**What you will do:** How many lines below hold the string "urge"? Report that number alone.

******

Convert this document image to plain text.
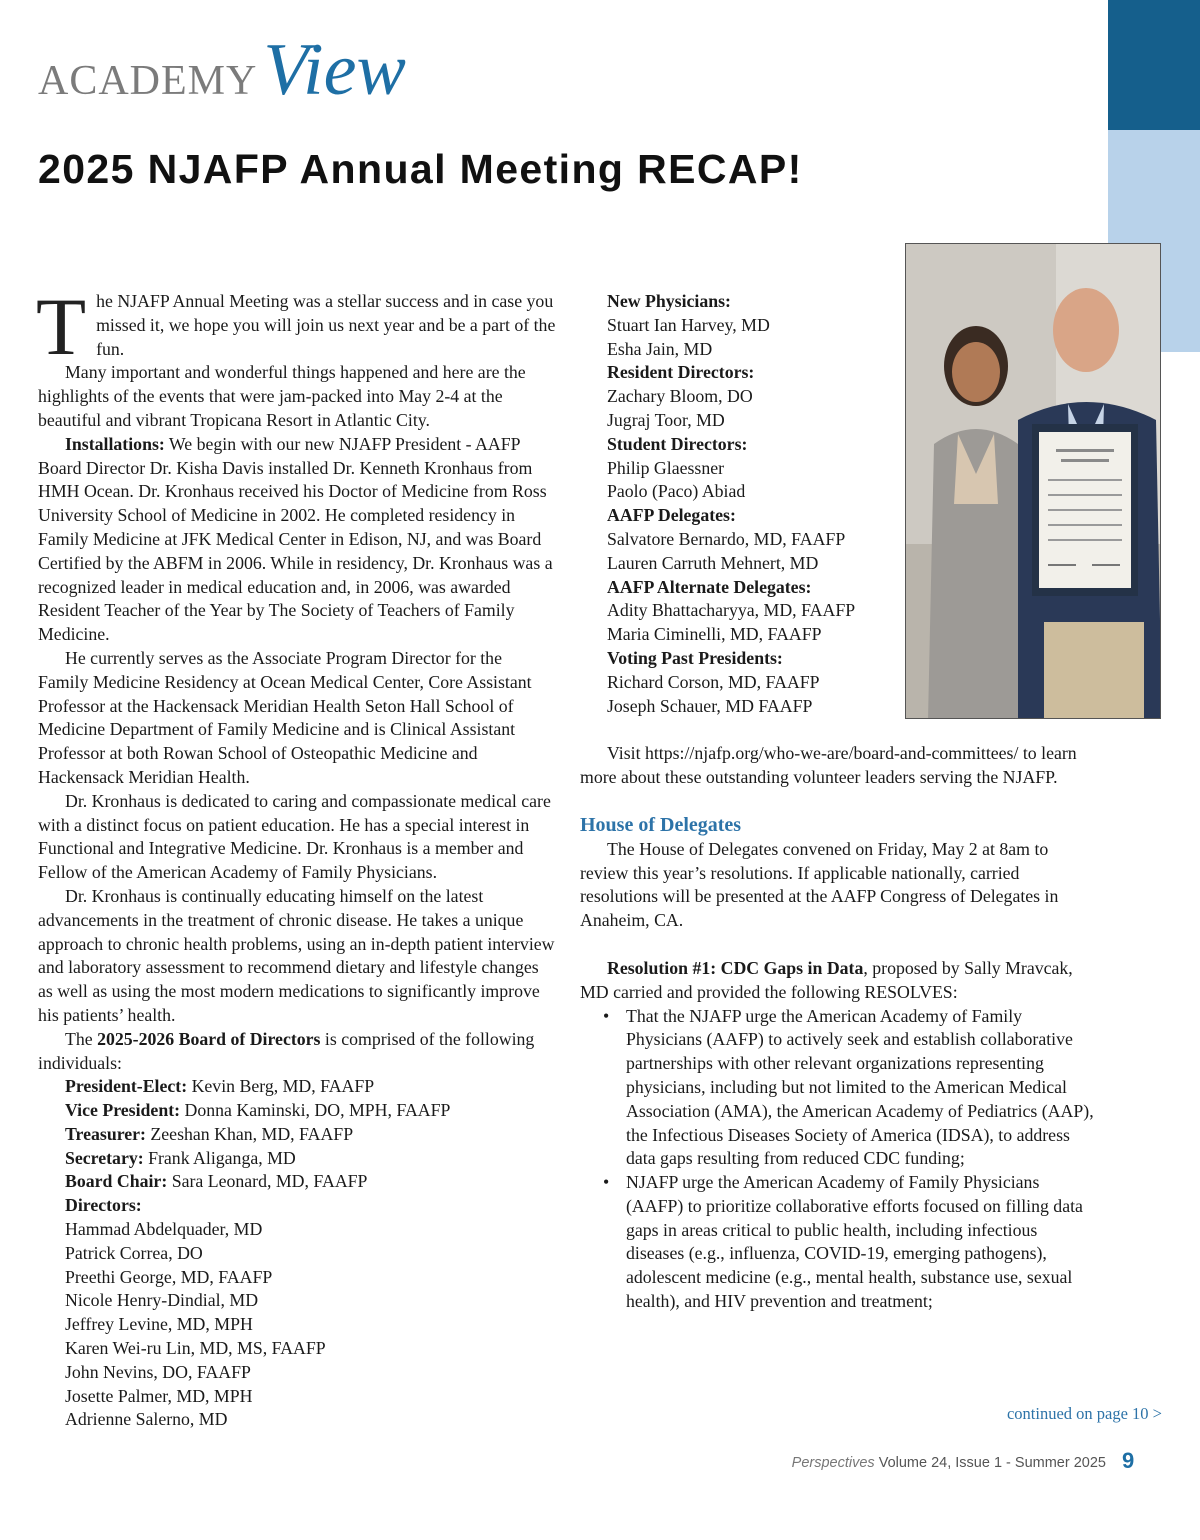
ACADEMYView
2025 NJAFP Annual Meeting RECAP!

The NJAFP Annual Meeting was a stellar success and in case you missed it, we hope you will join us next year and be a part of the fun.

Many important and wonderful things happened and here are the highlights of the events that were jam-packed into May 2-4 at the beautiful and vibrant Tropicana Resort in Atlantic City.

Installations: We begin with our new NJAFP President - AAFP Board Director Dr. Kisha Davis installed Dr. Kenneth Kronhaus from HMH Ocean. Dr. Kronhaus received his Doctor of Medicine from Ross University School of Medicine in 2002. He completed residency in Family Medicine at JFK Medical Center in Edison, NJ, and was Board Certified by the ABFM in 2006. While in residency, Dr. Kronhaus was a recognized leader in medical education and, in 2006, was awarded Resident Teacher of the Year by The Society of Teachers of Family Medicine.

He currently serves as the Associate Program Director for the Family Medicine Residency at Ocean Medical Center, Core Assistant Professor at the Hackensack Meridian Health Seton Hall School of Medicine Department of Family Medicine and is Clinical Assistant Professor at both Rowan School of Osteopathic Medicine and Hackensack Meridian Health.

Dr. Kronhaus is dedicated to caring and compassionate medical care with a distinct focus on patient education. He has a special interest in Functional and Integrative Medicine. Dr. Kronhaus is a member and Fellow of the American Academy of Family Physicians.

Dr. Kronhaus is continually educating himself on the latest advancements in the treatment of chronic disease. He takes a unique approach to chronic health problems, using an in-depth patient interview and laboratory assessment to recommend dietary and lifestyle changes as well as using the most modern medications to significantly improve his patients’ health.

The 2025-2026 Board of Directors is comprised of the following individuals:

President-Elect: Kevin Berg, MD, FAAFP
Vice President: Donna Kaminski, DO, MPH, FAAFP
Treasurer: Zeeshan Khan, MD, FAAFP
Secretary: Frank Aliganga, MD
Board Chair: Sara Leonard, MD, FAAFP
Directors:
Hammad Abdelquader, MD
Patrick Correa, DO
Preethi George, MD, FAAFP
Nicole Henry-Dindial, MD
Jeffrey Levine, MD, MPH
Karen Wei-ru Lin, MD, MS, FAAFP
John Nevins, DO, FAAFP
Josette Palmer, MD, MPH
Adrienne Salerno, MD
New Physicians:
Stuart Ian Harvey, MD
Esha Jain, MD
Resident Directors:
Zachary Bloom, DO
Jugraj Toor, MD
Student Directors:
Philip Glaessner
Paolo (Paco) Abiad
AAFP Delegates:
Salvatore Bernardo, MD, FAAFP
Lauren Carruth Mehnert, MD
AAFP Alternate Delegates:
Adity Bhattacharyya, MD, FAAFP
Maria Ciminelli, MD, FAAFP
Voting Past Presidents:
Richard Corson, MD, FAAFP
Joseph Schauer, MD FAAFP

Visit https://njafp.org/who-we-are/board-and-committees/ to learn more about these outstanding volunteer leaders serving the NJAFP.

House of Delegates

The House of Delegates convened on Friday, May 2 at 8am to review this year’s resolutions. If applicable nationally, carried resolutions will be presented at the AAFP Congress of Delegates in Anaheim, CA.

Resolution #1: CDC Gaps in Data, proposed by Sally Mravcak, MD carried and provided the following RESOLVES:

• That the NJAFP urge the American Academy of Family Physicians (AAFP) to actively seek and establish collaborative partnerships with other relevant organizations representing physicians, including but not limited to the American Medical Association (AMA), the American Academy of Pediatrics (AAP), the Infectious Diseases Society of America (IDSA), to address data gaps resulting from reduced CDC funding;
• NJAFP urge the American Academy of Family Physicians (AAFP) to prioritize collaborative efforts focused on filling data gaps in areas critical to public health, including infectious diseases (e.g., influenza, COVID-19, emerging pathogens), adolescent medicine (e.g., mental health, substance use, sexual health), and HIV prevention and treatment;
continued on page 10 >
Perspectives Volume 24, Issue 1 - Summer 2025 9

******

**Solution to this task:** 2